▶ WHAT YOU HAVE TO DO:
Answer these questions from the text on food truck cancellations:
1. Which festival in Philadelphia, Mississippi, canceled this year for the first time in its 20-year history?
2. What other large event in Hattiesburg was canceled earlier this year?
3. Before Covid, how many days a week did Phillips and his staff work?

The familiar heartbreak is one that resonates with many other local businesses across the country that are having to adapt to empty calendars stemming from the cancellation of events ranging from conventions to concerts to festivals. What once was a waterfall of cancellations that started in March 2020 due to the initial outbreak of Covid has recently become a new wave of cancellations that started with the rapid spread of the delta variant this summer.
Timmy Phillips, owner of T&J Concessions, is used to serving “chicken-on-stick” and “cowboy nachos” to hundreds of visitors at the Ham Jam Arts Festival in Philadelphia, Mississippi, every year. Last week, the event, a top five money-maker for the food truck, was cancelled for the first time in its 20-year history due to “the current rise of COVID-19” in the area, according to the event’s Facebook page. Last year, it was postponed from spring until the fall.
Phillips, whose business has suffered during the pandemic due to other cancellations of large events like Hubfest in Hattiesburg earlier this year, called the newest cancellation “very disappointing.”
“Obviously you have to make up the difference somewhere, so you have to get out and hustle harder,” he said. “Just gotta do what we gotta do to survive. Gotta make the best of a bad situation,” he later added.
Survival has consisted of setting up shop during more days of the week outside of local businesses, offices, hospitals and power plants to serve individuals there instead, a strategy that has helped the business mediate its losses over the course of the pandemic. Before Covid hit last spring, Phillips said he and his small staff of up to 3 people would only work three days a week. Now, they have to work double that.

▶ RECORD EXCERPTS:
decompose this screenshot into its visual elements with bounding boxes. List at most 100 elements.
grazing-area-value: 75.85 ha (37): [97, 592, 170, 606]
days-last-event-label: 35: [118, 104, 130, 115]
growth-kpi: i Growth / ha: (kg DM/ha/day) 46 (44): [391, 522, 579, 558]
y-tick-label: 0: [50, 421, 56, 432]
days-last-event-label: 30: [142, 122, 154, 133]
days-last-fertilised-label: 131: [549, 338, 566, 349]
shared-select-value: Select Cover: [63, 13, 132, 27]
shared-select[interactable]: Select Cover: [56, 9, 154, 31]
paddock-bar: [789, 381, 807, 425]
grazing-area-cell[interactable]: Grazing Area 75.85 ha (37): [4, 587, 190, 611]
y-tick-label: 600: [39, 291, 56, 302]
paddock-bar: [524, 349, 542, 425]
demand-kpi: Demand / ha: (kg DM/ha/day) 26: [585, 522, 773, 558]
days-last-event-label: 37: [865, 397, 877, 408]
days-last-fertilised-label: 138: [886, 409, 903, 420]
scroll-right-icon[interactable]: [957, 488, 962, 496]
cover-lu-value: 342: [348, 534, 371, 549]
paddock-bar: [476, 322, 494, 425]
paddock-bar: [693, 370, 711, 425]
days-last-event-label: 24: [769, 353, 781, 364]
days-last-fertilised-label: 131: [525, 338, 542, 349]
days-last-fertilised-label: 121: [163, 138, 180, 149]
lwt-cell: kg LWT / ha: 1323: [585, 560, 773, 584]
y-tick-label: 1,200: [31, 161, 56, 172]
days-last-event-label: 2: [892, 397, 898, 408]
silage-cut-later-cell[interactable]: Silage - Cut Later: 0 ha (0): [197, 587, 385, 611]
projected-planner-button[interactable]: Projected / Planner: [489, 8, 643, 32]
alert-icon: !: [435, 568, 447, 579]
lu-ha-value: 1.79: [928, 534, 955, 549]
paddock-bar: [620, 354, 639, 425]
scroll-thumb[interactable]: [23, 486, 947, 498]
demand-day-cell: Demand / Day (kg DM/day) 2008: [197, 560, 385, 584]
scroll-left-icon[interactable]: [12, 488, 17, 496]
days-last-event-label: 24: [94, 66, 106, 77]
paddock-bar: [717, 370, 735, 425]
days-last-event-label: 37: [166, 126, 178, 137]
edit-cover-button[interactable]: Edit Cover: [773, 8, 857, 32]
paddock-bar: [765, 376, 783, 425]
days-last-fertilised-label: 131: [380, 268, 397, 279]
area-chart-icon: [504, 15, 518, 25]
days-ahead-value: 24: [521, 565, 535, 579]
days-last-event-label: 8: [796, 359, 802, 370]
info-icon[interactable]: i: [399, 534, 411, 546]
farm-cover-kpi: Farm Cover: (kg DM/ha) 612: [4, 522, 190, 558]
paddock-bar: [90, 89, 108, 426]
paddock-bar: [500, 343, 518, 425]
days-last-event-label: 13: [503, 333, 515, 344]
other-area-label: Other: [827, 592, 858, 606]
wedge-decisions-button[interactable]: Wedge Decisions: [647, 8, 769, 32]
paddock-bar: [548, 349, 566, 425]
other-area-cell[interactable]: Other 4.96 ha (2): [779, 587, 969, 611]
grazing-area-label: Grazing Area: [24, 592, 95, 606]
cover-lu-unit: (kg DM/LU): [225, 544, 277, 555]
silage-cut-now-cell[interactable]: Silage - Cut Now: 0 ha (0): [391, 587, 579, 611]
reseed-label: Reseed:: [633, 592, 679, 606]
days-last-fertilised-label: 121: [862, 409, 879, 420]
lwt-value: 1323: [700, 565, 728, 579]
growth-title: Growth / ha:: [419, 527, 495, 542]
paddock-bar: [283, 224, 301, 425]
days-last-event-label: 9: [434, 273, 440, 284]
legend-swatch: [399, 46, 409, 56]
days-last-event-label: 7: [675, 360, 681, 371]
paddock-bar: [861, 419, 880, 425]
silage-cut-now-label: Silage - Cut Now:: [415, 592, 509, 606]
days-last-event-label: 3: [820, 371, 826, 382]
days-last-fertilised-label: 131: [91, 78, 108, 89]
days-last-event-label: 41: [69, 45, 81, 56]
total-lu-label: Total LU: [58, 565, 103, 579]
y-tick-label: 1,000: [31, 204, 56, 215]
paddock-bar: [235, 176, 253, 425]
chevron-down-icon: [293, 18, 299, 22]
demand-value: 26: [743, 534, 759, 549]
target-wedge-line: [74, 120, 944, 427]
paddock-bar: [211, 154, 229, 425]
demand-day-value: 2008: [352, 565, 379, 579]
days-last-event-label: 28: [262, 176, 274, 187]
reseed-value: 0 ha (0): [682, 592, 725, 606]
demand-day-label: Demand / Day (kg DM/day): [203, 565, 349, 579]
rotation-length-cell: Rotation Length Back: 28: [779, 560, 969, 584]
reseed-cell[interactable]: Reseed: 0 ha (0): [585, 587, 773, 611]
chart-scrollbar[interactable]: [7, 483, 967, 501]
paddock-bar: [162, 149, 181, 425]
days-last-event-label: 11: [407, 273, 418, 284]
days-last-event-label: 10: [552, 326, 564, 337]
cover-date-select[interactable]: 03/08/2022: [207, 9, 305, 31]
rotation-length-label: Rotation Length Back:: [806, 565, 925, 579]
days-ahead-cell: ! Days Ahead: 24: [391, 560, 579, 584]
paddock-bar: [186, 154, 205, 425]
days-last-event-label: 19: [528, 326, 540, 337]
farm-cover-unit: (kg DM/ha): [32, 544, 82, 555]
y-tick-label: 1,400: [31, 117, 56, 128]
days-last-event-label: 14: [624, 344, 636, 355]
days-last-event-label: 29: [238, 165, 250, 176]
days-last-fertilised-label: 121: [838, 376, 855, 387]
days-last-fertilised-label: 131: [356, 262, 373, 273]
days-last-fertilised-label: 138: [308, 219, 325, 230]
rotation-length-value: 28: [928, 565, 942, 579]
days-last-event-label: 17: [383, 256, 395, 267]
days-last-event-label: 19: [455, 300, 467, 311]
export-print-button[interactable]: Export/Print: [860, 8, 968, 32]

▶ WRITTEN RESPONSE:
1. The Ham Jam Arts Festival
2. Hubfest
3. Three days a week